═══ Texte de la page
C’est ainsi que les morts furent précipités dans une fosse creusée au pied du mur[114].

On recouvrit de planches et de terre l’horrible trou.

L’odeur épouvantable qui s’échappait de ce charnier fit seule découvrir les morts.

devant les juges

Sept condamnations à mort furent prononcées par le sixième conseil de guerre qui jugea l’affaire de la rue Haxo:

François, qui avait refusé de livrer les otages; Dalivous, un de ceux qui avaient commandé le feu; Bénot,[115] qui n’avait même point assisté au massacre, et que perdit la déposition d’un de ses anciens officiers, Victor-Clément Thomas, le propre neveu du général fusillé à Montmartre; Saint-Omer, qui y avait assisté, mais sans y prendre d’autre part; et trois petits soldats de vingt ans, Aubry, Trouvé et Racine, dont le grand crime était d’avoir déserté le 18 Mars et d’être entrés dans les rangs des fédérés.
══════
### Tâches et exercices
(1) Dans le récit sur l'affaire de la rue Haxo, combien de condamnations à mort le sixième conseil de guerre a-t-il prononcées ?
(2) Reprenez le récit sur l'affaire de la rue Haxo juste après sa dernière phrase.
Les lignes ci-après proviennent d'une autre source.
═══ Données fournies
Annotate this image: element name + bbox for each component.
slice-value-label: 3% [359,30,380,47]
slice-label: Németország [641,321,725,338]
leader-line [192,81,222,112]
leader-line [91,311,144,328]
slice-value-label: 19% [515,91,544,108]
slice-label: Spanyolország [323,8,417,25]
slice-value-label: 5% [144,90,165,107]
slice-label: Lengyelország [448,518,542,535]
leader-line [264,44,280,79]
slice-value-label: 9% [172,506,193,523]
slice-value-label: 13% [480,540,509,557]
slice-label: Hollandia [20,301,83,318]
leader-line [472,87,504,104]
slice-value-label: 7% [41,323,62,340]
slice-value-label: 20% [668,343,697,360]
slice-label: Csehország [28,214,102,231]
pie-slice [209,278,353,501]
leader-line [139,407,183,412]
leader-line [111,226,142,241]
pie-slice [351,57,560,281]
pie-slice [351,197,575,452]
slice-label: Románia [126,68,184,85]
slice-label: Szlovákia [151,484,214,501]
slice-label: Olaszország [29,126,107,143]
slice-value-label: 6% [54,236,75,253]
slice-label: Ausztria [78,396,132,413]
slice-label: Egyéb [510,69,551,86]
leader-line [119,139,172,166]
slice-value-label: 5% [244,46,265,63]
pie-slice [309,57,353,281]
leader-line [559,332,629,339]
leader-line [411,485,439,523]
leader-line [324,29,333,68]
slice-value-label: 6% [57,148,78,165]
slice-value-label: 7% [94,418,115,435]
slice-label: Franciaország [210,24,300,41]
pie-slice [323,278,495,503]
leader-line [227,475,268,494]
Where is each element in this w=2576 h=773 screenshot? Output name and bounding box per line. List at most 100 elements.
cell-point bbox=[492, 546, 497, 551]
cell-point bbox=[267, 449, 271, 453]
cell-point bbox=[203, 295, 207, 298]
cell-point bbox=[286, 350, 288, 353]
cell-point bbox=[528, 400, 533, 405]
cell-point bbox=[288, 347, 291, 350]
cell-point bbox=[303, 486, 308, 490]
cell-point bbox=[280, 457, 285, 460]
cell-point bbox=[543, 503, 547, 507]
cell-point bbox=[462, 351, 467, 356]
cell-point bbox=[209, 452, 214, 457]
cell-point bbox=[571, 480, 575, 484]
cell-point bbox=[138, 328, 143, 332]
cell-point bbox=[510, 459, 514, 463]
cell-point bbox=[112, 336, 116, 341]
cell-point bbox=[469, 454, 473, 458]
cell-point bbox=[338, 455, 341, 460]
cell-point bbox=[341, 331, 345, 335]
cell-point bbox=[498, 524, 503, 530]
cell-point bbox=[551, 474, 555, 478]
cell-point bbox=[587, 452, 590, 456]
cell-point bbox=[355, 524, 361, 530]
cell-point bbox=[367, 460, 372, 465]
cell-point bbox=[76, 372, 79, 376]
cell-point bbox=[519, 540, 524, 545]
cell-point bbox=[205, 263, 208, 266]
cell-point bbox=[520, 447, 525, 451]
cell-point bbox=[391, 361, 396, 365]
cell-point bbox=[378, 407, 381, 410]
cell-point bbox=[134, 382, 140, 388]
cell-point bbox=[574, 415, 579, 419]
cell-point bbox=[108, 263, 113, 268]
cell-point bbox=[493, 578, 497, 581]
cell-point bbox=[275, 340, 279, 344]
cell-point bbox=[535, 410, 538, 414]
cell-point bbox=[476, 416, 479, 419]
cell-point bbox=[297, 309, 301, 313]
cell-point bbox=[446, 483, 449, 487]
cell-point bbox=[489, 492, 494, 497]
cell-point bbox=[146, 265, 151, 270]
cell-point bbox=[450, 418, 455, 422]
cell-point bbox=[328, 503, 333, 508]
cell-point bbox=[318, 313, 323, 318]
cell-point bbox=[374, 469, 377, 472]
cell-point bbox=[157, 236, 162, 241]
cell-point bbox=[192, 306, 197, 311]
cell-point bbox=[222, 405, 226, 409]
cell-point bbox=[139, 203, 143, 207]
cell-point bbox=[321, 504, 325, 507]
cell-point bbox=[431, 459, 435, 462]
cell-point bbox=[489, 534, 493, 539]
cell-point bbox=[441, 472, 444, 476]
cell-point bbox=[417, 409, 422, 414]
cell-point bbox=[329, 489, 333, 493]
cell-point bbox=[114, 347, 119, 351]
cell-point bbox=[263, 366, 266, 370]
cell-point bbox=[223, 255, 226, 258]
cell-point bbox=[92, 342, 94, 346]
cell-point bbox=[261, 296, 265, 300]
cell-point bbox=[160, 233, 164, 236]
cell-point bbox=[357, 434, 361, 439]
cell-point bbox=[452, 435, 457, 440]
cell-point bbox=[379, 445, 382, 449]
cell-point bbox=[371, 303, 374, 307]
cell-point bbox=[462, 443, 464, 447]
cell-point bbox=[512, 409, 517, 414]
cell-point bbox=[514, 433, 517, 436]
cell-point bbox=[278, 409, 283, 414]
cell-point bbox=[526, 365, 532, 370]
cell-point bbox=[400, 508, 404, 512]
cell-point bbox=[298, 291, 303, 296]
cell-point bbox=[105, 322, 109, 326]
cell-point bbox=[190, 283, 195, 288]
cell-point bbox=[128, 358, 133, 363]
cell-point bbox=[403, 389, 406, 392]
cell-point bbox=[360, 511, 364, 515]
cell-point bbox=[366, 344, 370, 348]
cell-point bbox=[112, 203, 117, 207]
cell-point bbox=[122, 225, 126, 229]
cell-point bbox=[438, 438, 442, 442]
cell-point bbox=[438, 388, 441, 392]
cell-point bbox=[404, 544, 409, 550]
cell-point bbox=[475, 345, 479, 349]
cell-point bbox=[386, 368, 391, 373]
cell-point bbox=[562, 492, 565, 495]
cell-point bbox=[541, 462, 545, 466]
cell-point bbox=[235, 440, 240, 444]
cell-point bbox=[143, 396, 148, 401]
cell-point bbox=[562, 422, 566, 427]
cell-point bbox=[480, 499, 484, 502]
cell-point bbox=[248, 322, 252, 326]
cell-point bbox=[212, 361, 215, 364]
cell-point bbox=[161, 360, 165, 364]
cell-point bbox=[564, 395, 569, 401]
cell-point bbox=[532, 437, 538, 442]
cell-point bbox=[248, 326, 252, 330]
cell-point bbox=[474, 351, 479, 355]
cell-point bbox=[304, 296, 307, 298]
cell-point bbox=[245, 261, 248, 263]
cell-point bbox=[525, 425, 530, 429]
══════
### Réponses
(1) Sept condamnations à mort.

(2)
Aucun de ceux qui avaient pris l’initiative du massacre ne fut poursuivi.

Leurs noms ne furent même pas prononcés au procès, sauf celui de Gois, dans la dernière audience.[116]

Quand, la vérité connue, on relit les débats, on ne peut se défendre d’une sensation de véritable effroi.

Quoi! Tant de dépositions, d’enquêtes et de témoins, et pas une lueur de vérité!